=== PROVIDED ENTRIES ===
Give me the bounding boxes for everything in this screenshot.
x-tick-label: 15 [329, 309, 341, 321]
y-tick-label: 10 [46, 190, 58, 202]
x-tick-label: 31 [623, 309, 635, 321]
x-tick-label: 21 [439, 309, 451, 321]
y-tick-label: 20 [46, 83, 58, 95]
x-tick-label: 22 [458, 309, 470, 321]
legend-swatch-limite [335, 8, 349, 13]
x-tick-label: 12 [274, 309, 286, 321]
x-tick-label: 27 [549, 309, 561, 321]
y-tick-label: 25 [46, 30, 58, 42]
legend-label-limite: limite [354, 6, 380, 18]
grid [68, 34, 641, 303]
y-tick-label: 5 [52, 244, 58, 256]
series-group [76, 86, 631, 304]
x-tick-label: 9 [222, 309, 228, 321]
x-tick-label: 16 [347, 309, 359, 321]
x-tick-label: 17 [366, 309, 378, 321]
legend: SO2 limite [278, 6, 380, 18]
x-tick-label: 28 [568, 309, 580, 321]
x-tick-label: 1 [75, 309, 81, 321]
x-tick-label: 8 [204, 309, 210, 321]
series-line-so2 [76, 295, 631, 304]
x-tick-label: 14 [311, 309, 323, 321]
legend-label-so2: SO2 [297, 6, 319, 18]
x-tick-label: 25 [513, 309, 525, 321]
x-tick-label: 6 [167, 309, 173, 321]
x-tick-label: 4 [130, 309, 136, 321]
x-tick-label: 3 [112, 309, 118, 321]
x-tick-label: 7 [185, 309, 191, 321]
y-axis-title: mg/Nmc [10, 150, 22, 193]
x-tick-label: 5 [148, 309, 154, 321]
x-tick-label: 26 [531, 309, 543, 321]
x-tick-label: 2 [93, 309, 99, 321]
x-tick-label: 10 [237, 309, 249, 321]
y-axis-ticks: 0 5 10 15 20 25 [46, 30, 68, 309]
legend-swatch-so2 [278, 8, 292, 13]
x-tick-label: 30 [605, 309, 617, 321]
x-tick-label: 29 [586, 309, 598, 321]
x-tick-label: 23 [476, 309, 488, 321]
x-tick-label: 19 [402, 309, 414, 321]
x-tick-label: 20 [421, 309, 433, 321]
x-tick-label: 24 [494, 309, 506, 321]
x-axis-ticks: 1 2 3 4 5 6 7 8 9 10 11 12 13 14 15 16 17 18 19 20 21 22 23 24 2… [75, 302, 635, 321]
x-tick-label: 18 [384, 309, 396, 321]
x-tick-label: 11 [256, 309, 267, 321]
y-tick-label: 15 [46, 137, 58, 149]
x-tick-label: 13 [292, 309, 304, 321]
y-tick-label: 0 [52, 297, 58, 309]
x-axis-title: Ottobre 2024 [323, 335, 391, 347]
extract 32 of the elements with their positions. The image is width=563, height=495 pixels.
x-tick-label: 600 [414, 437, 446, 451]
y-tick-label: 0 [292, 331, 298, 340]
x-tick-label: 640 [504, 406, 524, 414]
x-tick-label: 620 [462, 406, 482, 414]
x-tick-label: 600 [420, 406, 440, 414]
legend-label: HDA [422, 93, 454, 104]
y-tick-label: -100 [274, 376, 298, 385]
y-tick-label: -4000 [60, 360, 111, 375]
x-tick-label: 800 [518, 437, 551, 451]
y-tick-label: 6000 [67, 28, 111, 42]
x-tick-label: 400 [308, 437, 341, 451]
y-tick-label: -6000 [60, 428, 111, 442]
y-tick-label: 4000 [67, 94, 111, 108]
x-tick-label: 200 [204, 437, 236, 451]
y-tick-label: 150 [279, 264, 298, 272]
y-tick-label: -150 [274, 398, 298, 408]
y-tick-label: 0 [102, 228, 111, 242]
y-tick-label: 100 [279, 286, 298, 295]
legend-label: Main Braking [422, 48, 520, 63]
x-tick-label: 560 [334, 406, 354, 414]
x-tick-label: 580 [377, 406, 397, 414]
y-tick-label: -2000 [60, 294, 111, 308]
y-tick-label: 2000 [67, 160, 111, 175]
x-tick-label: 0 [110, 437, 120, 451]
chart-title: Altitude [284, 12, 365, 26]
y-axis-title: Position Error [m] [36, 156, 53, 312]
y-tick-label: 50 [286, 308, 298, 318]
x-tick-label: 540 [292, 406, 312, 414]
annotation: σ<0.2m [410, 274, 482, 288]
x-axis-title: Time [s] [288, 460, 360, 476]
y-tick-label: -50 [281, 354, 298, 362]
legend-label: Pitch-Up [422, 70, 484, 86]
===
• YOUR TASK:
Find every line in the items above that contains the string "limite", and copy each of those lines in full.

• FULL OUTPUT:
legend-swatch-limite [335, 8, 349, 13]
legend-label-limite: limite [354, 6, 380, 18]
legend: SO2 limite [278, 6, 380, 18]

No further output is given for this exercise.